**DO THIS**
Starting at the first row and ending after the row that contains "- document-title-line2: P", write those rows out again, substituting "show-through-line" for every "bleedthrough-line" and leaving everything else unchanged.

Spatial annotation records
-- begin --

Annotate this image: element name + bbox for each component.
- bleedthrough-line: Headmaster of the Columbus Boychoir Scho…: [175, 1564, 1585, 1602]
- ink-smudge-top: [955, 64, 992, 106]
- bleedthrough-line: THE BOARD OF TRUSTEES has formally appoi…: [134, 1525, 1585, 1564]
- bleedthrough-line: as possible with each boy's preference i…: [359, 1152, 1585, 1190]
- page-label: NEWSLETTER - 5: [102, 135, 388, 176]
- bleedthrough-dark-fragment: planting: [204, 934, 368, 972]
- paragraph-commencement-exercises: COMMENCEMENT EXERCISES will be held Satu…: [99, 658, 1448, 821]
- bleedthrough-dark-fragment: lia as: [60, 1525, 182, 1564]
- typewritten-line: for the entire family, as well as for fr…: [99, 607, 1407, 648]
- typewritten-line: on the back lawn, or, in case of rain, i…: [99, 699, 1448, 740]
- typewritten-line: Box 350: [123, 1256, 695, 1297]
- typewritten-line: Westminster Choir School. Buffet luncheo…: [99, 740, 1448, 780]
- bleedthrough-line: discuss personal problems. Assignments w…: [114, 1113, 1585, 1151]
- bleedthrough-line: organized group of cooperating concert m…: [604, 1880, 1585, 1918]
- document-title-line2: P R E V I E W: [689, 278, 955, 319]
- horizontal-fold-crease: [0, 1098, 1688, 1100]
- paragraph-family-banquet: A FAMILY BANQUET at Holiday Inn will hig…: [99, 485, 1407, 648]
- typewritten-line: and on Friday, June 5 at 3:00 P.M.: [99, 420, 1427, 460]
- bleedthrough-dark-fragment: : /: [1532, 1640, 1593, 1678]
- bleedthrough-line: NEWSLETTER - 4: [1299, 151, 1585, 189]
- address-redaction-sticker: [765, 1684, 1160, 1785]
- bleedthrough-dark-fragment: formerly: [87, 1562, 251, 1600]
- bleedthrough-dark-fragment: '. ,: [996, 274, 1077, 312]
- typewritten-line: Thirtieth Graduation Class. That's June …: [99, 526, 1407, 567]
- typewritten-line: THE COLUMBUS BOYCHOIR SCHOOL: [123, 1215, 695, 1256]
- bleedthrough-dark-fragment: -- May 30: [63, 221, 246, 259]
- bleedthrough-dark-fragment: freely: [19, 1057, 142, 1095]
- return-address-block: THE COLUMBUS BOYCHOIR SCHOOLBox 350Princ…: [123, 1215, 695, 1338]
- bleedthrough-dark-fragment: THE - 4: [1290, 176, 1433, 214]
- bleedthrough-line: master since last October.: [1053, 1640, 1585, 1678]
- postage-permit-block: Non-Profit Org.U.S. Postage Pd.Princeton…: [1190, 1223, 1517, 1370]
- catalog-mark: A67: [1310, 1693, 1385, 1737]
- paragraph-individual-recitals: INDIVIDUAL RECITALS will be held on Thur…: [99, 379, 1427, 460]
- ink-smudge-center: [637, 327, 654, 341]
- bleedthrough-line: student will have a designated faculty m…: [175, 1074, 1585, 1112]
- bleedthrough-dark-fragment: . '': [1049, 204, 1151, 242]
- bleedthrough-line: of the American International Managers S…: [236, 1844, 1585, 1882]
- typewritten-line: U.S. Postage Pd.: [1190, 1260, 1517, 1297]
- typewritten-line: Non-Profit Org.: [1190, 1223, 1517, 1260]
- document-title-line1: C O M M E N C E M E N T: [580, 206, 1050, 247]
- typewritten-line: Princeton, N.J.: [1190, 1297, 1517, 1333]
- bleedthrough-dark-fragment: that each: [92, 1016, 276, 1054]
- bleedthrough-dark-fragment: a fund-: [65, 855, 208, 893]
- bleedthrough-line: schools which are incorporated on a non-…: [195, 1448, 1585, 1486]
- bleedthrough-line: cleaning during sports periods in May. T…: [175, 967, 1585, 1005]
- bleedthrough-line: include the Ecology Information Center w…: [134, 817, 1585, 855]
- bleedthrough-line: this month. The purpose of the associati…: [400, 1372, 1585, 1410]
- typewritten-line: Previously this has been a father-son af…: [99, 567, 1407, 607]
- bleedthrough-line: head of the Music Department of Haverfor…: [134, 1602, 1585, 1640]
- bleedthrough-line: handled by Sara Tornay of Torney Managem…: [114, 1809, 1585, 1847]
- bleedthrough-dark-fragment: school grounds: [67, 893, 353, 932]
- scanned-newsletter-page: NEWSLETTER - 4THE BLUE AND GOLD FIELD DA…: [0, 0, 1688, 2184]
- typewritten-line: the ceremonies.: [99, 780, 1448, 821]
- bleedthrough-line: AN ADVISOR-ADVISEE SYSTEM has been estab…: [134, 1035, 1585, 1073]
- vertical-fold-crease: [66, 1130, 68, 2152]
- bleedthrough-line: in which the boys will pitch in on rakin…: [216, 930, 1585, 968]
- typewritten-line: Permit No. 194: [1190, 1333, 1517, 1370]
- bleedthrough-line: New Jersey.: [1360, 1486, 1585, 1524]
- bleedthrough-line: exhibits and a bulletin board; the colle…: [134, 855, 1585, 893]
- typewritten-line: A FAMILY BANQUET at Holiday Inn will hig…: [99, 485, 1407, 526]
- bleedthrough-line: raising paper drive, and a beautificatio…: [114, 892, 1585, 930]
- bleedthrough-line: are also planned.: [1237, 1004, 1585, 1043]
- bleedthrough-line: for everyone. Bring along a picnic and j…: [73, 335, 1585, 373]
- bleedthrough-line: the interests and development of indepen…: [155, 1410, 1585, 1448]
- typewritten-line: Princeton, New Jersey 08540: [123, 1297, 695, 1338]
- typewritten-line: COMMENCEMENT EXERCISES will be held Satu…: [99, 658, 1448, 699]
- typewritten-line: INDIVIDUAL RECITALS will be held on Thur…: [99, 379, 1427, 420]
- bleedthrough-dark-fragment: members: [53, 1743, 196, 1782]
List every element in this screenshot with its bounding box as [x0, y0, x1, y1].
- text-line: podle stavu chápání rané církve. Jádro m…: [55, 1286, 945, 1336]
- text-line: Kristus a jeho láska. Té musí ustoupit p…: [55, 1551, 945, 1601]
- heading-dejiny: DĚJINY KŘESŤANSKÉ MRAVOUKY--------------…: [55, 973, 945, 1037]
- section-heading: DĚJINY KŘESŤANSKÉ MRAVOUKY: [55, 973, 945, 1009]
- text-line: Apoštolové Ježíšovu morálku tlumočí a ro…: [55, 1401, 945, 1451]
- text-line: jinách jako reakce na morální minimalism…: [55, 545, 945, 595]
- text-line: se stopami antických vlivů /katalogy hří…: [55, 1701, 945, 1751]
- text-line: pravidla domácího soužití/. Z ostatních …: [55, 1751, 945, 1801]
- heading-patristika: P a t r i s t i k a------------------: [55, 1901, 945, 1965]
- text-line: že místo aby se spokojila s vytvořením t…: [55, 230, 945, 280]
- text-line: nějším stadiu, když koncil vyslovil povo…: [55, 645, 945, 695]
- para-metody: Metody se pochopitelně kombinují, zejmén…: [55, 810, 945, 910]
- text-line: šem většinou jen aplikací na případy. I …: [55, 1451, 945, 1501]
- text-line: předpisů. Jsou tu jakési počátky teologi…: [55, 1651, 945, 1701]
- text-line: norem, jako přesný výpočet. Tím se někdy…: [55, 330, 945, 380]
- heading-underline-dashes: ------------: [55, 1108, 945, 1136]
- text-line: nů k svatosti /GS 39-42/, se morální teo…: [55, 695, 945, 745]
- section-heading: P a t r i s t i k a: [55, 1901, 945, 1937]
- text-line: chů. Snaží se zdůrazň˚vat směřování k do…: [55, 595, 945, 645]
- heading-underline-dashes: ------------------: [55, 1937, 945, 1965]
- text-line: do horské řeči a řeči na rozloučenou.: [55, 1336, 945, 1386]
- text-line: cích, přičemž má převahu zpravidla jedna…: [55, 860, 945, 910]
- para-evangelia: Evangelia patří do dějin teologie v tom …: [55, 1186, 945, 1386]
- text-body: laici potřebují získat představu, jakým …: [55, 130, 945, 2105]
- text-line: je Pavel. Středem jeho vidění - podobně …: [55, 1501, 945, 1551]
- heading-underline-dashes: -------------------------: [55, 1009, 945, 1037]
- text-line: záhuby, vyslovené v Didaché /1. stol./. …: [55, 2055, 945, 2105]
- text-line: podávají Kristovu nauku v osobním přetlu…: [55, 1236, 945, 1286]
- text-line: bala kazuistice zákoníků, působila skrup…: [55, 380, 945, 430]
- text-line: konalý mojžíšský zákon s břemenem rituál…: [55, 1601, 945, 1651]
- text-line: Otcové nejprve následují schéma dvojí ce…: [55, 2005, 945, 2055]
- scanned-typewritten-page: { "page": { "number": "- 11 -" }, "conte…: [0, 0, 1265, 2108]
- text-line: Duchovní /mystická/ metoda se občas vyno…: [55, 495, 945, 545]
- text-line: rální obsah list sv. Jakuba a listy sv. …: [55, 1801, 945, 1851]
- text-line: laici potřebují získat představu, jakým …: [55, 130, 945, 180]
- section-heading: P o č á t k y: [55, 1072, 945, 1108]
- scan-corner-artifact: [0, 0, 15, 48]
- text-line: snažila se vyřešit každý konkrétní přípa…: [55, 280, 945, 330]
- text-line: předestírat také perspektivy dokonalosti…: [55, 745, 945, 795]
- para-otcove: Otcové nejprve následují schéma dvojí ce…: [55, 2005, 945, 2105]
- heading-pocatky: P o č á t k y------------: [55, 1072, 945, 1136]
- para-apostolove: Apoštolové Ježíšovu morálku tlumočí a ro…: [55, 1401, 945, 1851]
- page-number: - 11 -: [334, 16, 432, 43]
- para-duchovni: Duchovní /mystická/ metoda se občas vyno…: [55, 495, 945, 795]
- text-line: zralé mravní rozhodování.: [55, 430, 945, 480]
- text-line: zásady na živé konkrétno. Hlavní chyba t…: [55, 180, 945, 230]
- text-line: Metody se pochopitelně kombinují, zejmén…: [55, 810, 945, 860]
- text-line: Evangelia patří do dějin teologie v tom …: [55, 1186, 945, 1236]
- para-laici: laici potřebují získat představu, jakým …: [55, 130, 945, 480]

-- end --

**OUTPUT FOR THIS TASK**
Annotate this image: element name + bbox for each component.
- show-through-line: Headmaster of the Columbus Boychoir Scho…: [175, 1564, 1585, 1602]
- ink-smudge-top: [955, 64, 992, 106]
- show-through-line: THE BOARD OF TRUSTEES has formally appoi…: [134, 1525, 1585, 1564]
- show-through-line: as possible with each boy's preference i…: [359, 1152, 1585, 1190]
- page-label: NEWSLETTER - 5: [102, 135, 388, 176]
- bleedthrough-dark-fragment: planting: [204, 934, 368, 972]
- paragraph-commencement-exercises: COMMENCEMENT EXERCISES will be held Satu…: [99, 658, 1448, 821]
- bleedthrough-dark-fragment: lia as: [60, 1525, 182, 1564]
- typewritten-line: for the entire family, as well as for fr…: [99, 607, 1407, 648]
- typewritten-line: on the back lawn, or, in case of rain, i…: [99, 699, 1448, 740]
- typewritten-line: Box 350: [123, 1256, 695, 1297]
- typewritten-line: Westminster Choir School. Buffet luncheo…: [99, 740, 1448, 780]
- show-through-line: discuss personal problems. Assignments w…: [114, 1113, 1585, 1151]
- show-through-line: organized group of cooperating concert m…: [604, 1880, 1585, 1918]
- document-title-line2: P R E V I E W: [689, 278, 955, 319]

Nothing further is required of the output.